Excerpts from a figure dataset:
** Start **

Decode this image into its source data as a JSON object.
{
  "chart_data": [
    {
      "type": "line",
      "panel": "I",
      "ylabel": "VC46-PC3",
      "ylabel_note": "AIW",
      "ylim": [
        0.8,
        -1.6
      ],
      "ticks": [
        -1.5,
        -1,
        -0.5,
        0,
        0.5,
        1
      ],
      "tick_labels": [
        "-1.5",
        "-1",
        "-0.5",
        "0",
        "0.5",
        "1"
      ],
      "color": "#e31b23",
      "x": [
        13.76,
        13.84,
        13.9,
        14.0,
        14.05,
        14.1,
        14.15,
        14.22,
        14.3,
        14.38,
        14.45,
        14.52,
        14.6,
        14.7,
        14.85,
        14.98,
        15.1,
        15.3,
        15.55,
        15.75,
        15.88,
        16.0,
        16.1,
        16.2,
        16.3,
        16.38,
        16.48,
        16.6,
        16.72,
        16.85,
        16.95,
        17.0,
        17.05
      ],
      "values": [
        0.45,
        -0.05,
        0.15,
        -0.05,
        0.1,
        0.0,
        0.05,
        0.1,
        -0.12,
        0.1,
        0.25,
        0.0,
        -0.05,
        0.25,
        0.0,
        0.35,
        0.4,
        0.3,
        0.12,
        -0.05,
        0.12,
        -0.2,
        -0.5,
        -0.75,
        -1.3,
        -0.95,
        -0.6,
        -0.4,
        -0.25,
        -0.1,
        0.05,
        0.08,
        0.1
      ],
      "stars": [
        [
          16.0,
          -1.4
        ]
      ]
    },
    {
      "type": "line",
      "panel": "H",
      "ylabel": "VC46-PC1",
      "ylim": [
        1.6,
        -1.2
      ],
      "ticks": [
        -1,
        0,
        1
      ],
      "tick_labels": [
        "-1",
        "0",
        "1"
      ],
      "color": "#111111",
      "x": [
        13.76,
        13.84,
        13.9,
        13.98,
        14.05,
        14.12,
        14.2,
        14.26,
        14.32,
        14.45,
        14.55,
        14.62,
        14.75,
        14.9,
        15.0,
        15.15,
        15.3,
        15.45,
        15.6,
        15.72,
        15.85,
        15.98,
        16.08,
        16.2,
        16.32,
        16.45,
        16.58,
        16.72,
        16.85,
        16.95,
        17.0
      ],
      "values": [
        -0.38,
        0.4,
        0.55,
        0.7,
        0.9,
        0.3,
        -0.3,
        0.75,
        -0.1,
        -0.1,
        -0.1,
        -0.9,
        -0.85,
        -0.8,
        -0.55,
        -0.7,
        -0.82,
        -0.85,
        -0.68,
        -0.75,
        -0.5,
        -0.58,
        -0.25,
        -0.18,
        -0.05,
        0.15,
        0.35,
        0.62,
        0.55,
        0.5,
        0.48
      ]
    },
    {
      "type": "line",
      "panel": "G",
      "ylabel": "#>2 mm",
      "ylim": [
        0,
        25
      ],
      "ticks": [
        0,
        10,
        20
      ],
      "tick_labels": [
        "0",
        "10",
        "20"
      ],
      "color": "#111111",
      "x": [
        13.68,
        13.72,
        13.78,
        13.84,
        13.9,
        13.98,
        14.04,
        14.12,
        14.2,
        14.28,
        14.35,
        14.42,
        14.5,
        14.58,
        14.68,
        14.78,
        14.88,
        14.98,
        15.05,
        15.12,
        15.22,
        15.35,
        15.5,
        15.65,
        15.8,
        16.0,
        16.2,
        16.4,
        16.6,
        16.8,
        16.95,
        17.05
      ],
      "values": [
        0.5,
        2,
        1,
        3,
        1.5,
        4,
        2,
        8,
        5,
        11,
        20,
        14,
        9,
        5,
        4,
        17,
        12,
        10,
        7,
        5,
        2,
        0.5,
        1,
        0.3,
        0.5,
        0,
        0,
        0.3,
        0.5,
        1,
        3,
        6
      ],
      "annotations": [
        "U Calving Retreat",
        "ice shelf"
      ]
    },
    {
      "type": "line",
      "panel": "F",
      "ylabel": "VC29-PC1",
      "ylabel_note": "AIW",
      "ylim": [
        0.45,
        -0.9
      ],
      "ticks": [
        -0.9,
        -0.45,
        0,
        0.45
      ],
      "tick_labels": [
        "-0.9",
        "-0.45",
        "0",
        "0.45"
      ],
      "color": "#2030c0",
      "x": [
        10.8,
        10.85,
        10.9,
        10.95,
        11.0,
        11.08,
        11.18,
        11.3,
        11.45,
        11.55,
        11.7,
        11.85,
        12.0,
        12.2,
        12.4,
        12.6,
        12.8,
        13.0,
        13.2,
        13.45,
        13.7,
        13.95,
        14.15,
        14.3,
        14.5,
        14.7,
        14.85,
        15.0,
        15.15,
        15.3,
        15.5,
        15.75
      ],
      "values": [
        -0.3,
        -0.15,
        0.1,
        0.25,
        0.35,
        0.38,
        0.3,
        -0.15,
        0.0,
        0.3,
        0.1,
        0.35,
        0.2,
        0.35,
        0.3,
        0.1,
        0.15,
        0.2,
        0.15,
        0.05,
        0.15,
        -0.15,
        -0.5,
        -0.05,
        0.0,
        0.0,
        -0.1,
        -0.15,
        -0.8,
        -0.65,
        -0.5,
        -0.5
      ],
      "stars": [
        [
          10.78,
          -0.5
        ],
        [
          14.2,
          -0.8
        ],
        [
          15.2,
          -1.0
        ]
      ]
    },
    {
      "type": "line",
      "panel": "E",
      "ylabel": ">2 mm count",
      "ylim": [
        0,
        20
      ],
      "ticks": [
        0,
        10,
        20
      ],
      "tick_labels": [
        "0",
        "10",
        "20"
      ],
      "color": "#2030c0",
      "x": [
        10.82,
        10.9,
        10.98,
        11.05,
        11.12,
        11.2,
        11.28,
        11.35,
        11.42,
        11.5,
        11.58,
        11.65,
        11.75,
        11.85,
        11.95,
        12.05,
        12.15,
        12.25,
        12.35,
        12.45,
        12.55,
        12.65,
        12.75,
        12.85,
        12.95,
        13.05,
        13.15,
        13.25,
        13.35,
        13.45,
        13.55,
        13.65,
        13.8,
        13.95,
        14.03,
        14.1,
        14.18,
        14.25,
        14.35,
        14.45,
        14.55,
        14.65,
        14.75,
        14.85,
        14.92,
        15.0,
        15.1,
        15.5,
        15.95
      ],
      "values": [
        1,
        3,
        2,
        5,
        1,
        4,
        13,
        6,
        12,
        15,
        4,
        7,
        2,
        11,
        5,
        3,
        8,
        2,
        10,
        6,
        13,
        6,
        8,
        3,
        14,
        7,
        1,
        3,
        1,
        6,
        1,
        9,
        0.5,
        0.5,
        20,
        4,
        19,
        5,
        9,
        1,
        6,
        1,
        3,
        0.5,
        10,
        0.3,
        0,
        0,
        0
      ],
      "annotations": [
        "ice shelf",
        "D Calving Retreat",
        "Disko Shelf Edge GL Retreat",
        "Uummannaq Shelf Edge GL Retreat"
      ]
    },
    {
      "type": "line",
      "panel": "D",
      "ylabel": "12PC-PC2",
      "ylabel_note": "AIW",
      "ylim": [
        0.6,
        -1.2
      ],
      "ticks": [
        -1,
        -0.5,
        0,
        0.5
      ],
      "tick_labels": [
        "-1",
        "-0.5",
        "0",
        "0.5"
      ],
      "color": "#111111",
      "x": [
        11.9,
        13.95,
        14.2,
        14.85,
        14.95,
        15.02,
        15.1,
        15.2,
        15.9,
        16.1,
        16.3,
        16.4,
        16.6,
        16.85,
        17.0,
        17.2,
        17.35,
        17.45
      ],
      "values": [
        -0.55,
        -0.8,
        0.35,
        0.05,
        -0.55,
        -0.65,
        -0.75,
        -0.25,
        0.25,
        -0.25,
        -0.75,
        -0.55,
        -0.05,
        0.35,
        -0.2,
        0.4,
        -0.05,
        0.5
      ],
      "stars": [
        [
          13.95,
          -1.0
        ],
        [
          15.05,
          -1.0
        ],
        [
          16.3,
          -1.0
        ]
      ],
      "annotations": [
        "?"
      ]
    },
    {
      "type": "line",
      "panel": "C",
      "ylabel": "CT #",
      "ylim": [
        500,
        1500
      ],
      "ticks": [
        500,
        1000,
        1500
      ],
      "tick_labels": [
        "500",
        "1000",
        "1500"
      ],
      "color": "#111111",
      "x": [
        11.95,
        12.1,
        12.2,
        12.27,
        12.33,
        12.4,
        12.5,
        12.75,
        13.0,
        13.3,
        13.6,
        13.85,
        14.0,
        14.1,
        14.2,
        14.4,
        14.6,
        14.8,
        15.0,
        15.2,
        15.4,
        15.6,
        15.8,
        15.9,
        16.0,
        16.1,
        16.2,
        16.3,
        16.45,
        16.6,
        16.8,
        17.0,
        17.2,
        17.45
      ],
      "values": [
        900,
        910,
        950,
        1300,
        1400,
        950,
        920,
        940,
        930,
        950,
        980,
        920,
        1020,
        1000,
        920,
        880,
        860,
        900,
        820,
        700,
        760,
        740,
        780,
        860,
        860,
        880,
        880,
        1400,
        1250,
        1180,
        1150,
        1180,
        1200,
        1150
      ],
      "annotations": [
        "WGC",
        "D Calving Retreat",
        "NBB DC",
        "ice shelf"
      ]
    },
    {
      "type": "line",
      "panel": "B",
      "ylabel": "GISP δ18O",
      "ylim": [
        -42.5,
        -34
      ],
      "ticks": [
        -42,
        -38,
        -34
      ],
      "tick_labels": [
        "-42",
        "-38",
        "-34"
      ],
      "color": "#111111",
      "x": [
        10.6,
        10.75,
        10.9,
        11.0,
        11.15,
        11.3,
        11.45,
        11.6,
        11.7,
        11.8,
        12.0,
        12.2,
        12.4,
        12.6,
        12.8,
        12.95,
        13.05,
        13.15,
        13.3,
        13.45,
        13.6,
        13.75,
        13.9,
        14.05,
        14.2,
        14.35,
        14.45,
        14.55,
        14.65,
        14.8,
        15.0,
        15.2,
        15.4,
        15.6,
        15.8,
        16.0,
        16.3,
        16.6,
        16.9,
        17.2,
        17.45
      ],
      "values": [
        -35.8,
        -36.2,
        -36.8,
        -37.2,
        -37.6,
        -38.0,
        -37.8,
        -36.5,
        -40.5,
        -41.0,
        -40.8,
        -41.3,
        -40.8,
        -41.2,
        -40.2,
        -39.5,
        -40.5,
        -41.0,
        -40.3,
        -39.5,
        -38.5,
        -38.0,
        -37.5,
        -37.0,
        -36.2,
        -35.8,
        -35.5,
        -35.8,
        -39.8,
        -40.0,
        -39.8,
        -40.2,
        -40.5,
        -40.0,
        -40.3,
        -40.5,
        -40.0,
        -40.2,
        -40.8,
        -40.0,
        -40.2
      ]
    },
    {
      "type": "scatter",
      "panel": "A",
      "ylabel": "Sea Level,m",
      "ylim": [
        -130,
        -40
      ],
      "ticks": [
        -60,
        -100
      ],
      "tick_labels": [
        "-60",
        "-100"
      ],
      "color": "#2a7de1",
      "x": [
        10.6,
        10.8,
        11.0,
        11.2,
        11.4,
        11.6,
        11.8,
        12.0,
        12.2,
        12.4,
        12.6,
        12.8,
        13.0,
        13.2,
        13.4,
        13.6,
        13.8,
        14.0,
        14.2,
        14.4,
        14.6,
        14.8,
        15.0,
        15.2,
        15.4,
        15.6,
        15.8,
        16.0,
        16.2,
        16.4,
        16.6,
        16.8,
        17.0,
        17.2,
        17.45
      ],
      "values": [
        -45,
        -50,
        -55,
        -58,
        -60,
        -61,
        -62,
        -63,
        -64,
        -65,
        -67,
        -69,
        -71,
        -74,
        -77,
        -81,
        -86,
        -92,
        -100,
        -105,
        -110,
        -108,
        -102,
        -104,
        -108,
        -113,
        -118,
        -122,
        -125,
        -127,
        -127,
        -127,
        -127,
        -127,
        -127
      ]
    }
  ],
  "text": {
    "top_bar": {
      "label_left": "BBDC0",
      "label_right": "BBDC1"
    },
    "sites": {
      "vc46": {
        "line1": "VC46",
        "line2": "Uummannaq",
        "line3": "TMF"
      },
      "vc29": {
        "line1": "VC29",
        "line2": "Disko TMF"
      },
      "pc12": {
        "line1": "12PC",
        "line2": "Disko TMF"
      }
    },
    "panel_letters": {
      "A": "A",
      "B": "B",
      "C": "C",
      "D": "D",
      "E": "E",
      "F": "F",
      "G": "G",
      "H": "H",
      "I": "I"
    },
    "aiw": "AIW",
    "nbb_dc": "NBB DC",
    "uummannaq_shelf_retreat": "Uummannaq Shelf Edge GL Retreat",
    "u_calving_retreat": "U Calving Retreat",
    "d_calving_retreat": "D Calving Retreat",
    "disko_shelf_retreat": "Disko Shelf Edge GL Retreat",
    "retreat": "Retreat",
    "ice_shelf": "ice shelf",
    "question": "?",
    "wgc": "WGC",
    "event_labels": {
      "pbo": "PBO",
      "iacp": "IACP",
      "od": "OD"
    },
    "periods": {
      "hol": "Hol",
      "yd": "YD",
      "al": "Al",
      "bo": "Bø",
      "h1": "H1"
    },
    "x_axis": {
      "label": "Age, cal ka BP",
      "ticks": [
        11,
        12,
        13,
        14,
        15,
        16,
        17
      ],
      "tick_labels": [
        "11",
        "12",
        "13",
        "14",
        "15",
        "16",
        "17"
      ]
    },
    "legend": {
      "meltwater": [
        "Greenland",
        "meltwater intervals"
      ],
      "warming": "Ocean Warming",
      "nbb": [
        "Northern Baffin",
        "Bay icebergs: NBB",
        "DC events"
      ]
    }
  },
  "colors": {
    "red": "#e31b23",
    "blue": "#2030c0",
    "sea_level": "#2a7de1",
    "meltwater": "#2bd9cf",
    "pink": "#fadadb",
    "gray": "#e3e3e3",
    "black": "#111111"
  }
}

** End **

- Description of the task
Using the listing above, show every line that includes the string "meltwater".

- Response
      "meltwater": [
        "meltwater intervals"
    "meltwater": "#2bd9cf",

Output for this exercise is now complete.